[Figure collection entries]
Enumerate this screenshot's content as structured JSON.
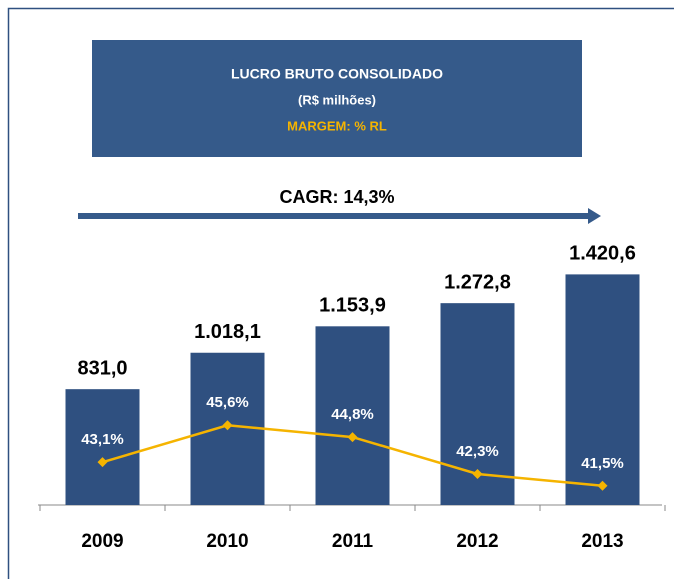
{
  "chart_data": {
    "type": "bar_line",
    "title": "LUCRO BRUTO CONSOLIDADO",
    "subtitle": "(R$ milhões)",
    "line_title": "MARGEM: % RL",
    "annotation": "CAGR: 14,3%",
    "categories": [
      "2009",
      "2010",
      "2011",
      "2012",
      "2013"
    ],
    "series": [
      {
        "name": "Lucro Bruto",
        "color": "#2f5080",
        "values": [
          831.0,
          1018.1,
          1153.9,
          1272.8,
          1420.6
        ],
        "value_labels": [
          "831,0",
          "1.018,1",
          "1.153,9",
          "1.272,8",
          "1.420,6"
        ]
      },
      {
        "name": "Margem",
        "color": "#f5b400",
        "axis": "y2",
        "values": [
          43.1,
          45.6,
          44.8,
          42.3,
          41.5
        ],
        "value_labels": [
          "43,1%",
          "45,6%",
          "44,8%",
          "42,3%",
          "41,5%"
        ]
      }
    ],
    "ylim": [
      236,
      1700
    ],
    "y2lim": [
      40.2,
      59.5
    ]
  }
}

EXERCISE: Print every record above exactly as written, leaving out the pictures.

ANSWER FOR THIS EXERCISE:
Enumerate this screenshot's content as structured JSON.
{
  "chart_data": {
    "type": "bar_line",
    "title": "LUCRO BRUTO CONSOLIDADO",
    "subtitle": "(R$ milhões)",
    "line_title": "MARGEM: % RL",
    "annotation": "CAGR: 14,3%",
    "categories": [
      "2009",
      "2010",
      "2011",
      "2012",
      "2013"
    ],
    "series": [
      {
        "name": "Lucro Bruto",
        "color": "#2f5080",
        "values": [
          831.0,
          1018.1,
          1153.9,
          1272.8,
          1420.6
        ],
        "value_labels": [
          "831,0",
          "1.018,1",
          "1.153,9",
          "1.272,8",
          "1.420,6"
        ]
      },
      {
        "name": "Margem",
        "color": "#f5b400",
        "axis": "y2",
        "values": [
          43.1,
          45.6,
          44.8,
          42.3,
          41.5
        ],
        "value_labels": [
          "43,1%",
          "45,6%",
          "44,8%",
          "42,3%",
          "41,5%"
        ]
      }
    ],
    "ylim": [
      236,
      1700
    ],
    "y2lim": [
      40.2,
      59.5
    ]
  }
}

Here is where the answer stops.